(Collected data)
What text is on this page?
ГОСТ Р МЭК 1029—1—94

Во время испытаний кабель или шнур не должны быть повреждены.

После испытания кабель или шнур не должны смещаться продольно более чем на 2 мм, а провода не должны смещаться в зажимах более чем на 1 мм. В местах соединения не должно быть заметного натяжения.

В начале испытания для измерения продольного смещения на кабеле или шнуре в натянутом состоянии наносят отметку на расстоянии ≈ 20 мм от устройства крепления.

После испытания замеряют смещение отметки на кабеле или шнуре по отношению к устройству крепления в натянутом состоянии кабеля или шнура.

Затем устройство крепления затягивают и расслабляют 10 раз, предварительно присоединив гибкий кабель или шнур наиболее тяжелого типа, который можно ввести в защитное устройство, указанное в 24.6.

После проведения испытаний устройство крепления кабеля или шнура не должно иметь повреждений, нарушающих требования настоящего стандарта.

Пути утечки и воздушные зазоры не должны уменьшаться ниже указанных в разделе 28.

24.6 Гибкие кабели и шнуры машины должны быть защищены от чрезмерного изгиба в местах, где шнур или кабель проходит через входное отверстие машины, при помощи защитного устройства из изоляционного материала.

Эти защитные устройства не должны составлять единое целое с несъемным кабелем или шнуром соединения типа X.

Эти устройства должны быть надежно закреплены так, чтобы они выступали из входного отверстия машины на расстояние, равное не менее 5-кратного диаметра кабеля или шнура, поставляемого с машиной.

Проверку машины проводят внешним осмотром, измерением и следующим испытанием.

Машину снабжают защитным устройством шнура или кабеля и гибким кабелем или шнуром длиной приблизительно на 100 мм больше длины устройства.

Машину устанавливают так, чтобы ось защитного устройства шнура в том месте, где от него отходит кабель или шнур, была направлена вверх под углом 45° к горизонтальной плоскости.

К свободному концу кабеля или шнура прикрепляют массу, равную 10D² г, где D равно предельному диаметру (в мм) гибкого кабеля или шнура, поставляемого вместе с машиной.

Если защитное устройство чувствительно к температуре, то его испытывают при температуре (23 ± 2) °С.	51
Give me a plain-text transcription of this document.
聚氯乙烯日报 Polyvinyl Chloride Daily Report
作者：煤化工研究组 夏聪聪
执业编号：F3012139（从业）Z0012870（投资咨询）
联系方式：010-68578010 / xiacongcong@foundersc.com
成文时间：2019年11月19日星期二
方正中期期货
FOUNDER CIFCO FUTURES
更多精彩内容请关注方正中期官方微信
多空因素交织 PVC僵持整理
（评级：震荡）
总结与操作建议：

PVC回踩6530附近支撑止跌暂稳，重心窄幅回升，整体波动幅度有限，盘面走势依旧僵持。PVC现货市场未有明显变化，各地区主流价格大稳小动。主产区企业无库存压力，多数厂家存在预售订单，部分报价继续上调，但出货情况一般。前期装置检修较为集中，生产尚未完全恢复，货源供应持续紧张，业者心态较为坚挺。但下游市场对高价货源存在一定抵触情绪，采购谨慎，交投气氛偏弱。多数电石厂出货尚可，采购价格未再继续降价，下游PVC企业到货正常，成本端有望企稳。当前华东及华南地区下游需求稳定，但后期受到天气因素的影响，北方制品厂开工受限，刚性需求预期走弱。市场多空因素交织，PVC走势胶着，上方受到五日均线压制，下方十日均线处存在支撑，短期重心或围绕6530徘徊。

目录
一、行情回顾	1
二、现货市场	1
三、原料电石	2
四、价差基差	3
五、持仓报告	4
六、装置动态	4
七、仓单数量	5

■ **What is required**: Transcribe every entry word for word.

■ **Exercise response**:
What text is on this page?
ГОСТ Р МЭК 1029—1—94

Во время испытаний кабель или шнур не должны быть повреждены.

После испытания кабель или шнур не должны смещаться продольно более чем на 2 мм, а провода не должны смещаться в зажимах более чем на 1 мм. В местах соединения не должно быть заметного натяжения.

В начале испытания для измерения продольного смещения на кабеле или шнуре в натянутом состоянии наносят отметку на расстоянии ≈ 20 мм от устройства крепления.

После испытания замеряют смещение отметки на кабеле или шнуре по отношению к устройству крепления в натянутом состоянии кабеля или шнура.

Затем устройство крепления затягивают и расслабляют 10 раз, предварительно присоединив гибкий кабель или шнур наиболее тяжелого типа, который можно ввести в защитное устройство, указанное в 24.6.

После проведения испытаний устройство крепления кабеля или шнура не должно иметь повреждений, нарушающих требования настоящего стандарта.

Пути утечки и воздушные зазоры не должны уменьшаться ниже указанных в разделе 28.

24.6 Гибкие кабели и шнуры машины должны быть защищены от чрезмерного изгиба в местах, где шнур или кабель проходит через входное отверстие машины, при помощи защитного устройства из изоляционного материала.

Эти защитные устройства не должны составлять единое целое с несъемным кабелем или шнуром соединения типа X.

Эти устройства должны быть надежно закреплены так, чтобы они выступали из входного отверстия машины на расстояние, равное не менее 5-кратного диаметра кабеля или шнура, поставляемого с машиной.

Проверку машины проводят внешним осмотром, измерением и следующим испытанием.

Машину снабжают защитным устройством шнура или кабеля и гибким кабелем или шнуром длиной приблизительно на 100 мм больше длины устройства.

Машину устанавливают так, чтобы ось защитного устройства шнура в том месте, где от него отходит кабель или шнур, была направлена вверх под углом 45° к горизонтальной плоскости.

К свободному концу кабеля или шнура прикрепляют массу, равную 10D² г, где D равно предельному диаметру (в мм) гибкого кабеля или шнура, поставляемого вместе с машиной.

Если защитное устройство чувствительно к температуре, то его испытывают при температуре (23 ± 2) °С.	51
Give me a plain-text transcription of this document.
聚氯乙烯日报 Polyvinyl Chloride Daily Report
作者：煤化工研究组 夏聪聪
执业编号：F3012139（从业）Z0012870（投资咨询）
联系方式：010-68578010 / xiacongcong@foundersc.com
成文时间：2019年11月19日星期二
方正中期期货
FOUNDER CIFCO FUTURES
更多精彩内容请关注方正中期官方微信
多空因素交织 PVC僵持整理
（评级：震荡）
总结与操作建议：

PVC回踩6530附近支撑止跌暂稳，重心窄幅回升，整体波动幅度有限，盘面走势依旧僵持。PVC现货市场未有明显变化，各地区主流价格大稳小动。主产区企业无库存压力，多数厂家存在预售订单，部分报价继续上调，但出货情况一般。前期装置检修较为集中，生产尚未完全恢复，货源供应持续紧张，业者心态较为坚挺。但下游市场对高价货源存在一定抵触情绪，采购谨慎，交投气氛偏弱。多数电石厂出货尚可，采购价格未再继续降价，下游PVC企业到货正常，成本端有望企稳。当前华东及华南地区下游需求稳定，但后期受到天气因素的影响，北方制品厂开工受限，刚性需求预期走弱。市场多空因素交织，PVC走势胶着，上方受到五日均线压制，下方十日均线处存在支撑，短期重心或围绕6530徘徊。

目录
一、行情回顾	1
二、现货市场	1
三、原料电石	2
四、价差基差	3
五、持仓报告	4
六、装置动态	4
七、仓单数量	5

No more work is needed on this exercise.